Take the material below and retype it in full; pictures are left out.

----- DATA FOR THE TASK -----

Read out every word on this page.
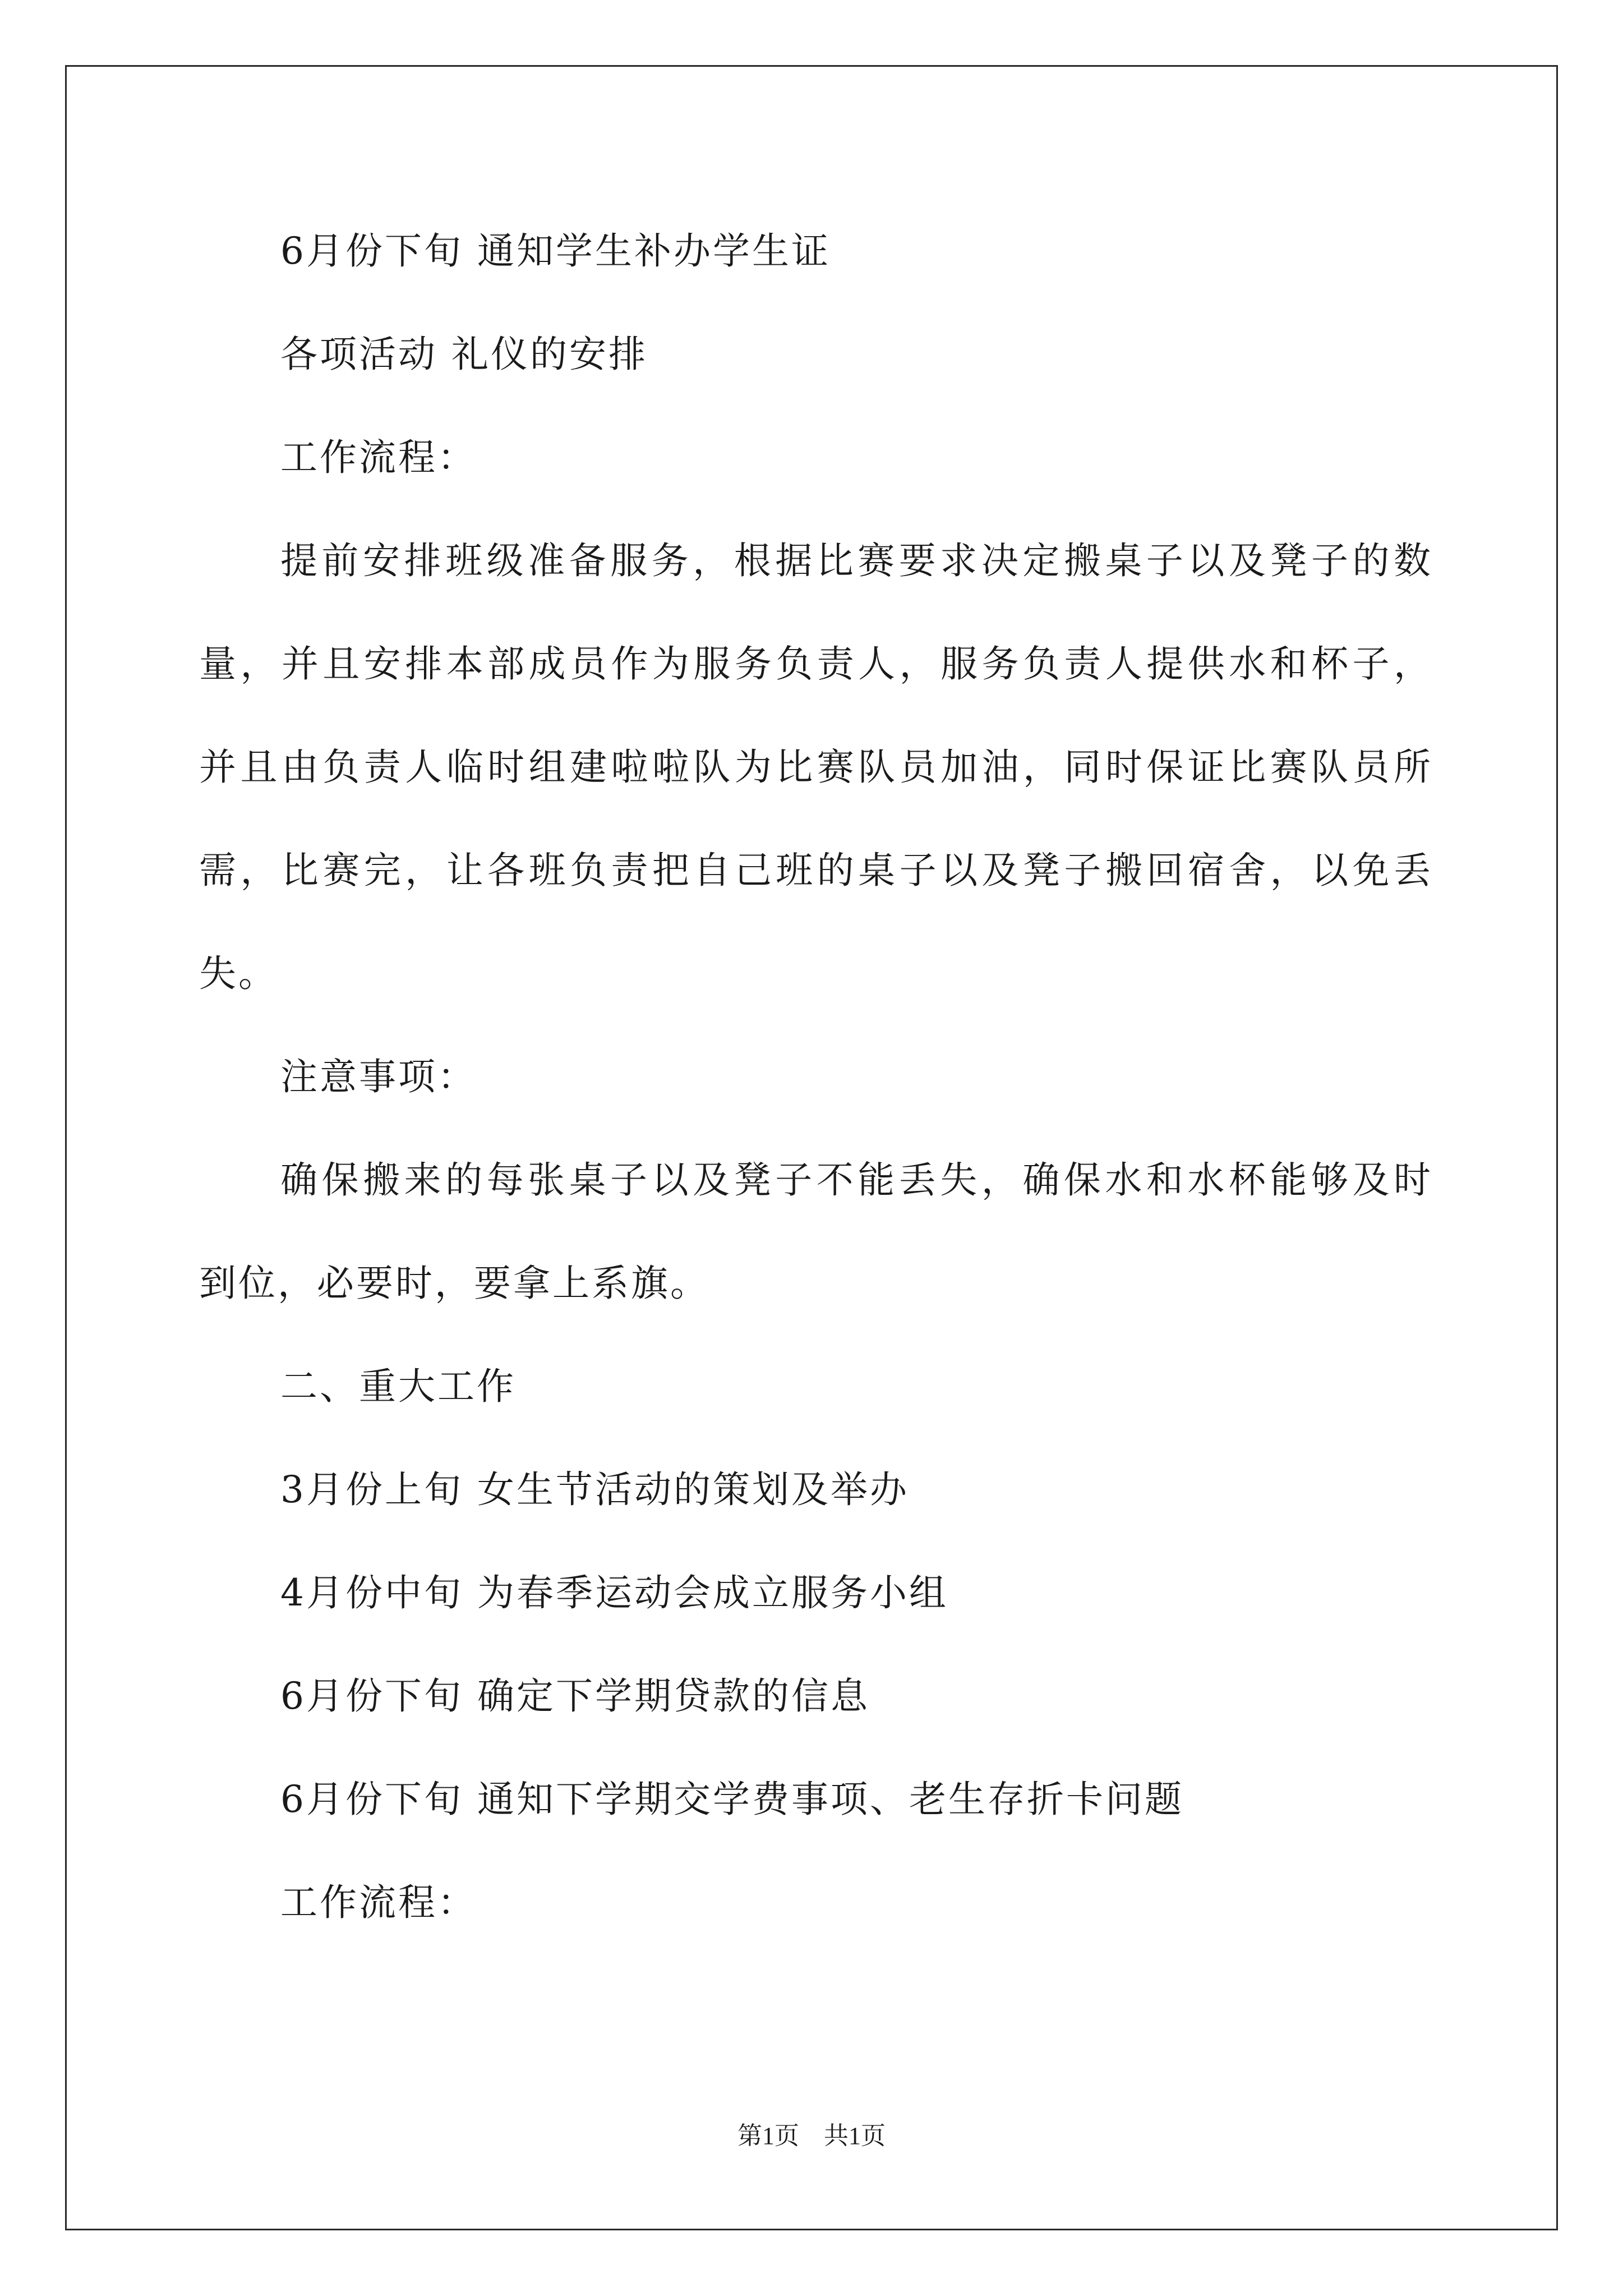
6月份下旬 通知学生补办学生证
各项活动 礼仪的安排
工作流程：
提前安排班级准备服务，根据比赛要求决定搬桌子以及凳子的数
量，并且安排本部成员作为服务负责人，服务负责人提供水和杯子，
并且由负责人临时组建啦啦队为比赛队员加油，同时保证比赛队员所
需，比赛完，让各班负责把自己班的桌子以及凳子搬回宿舍，以免丢
失。
注意事项：
确保搬来的每张桌子以及凳子不能丢失，确保水和水杯能够及时
到位，必要时，要拿上系旗。
二、重大工作
3月份上旬 女生节活动的策划及举办
4月份中旬 为春季运动会成立服务小组
6月份下旬 确定下学期贷款的信息
6月份下旬 通知下学期交学费事项、老生存折卡问题
工作流程：
第1页　共1页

-----

◆ FINISHED EXERCISE
Read out every word on this page.
6月份下旬 通知学生补办学生证
各项活动 礼仪的安排
工作流程：
提前安排班级准备服务，根据比赛要求决定搬桌子以及凳子的数
量，并且安排本部成员作为服务负责人，服务负责人提供水和杯子，
并且由负责人临时组建啦啦队为比赛队员加油，同时保证比赛队员所
需，比赛完，让各班负责把自己班的桌子以及凳子搬回宿舍，以免丢
失。
注意事项：
确保搬来的每张桌子以及凳子不能丢失，确保水和水杯能够及时
到位，必要时，要拿上系旗。
二、重大工作
3月份上旬 女生节活动的策划及举办
4月份中旬 为春季运动会成立服务小组
6月份下旬 确定下学期贷款的信息
6月份下旬 通知下学期交学费事项、老生存折卡问题
工作流程：
第1页　共1页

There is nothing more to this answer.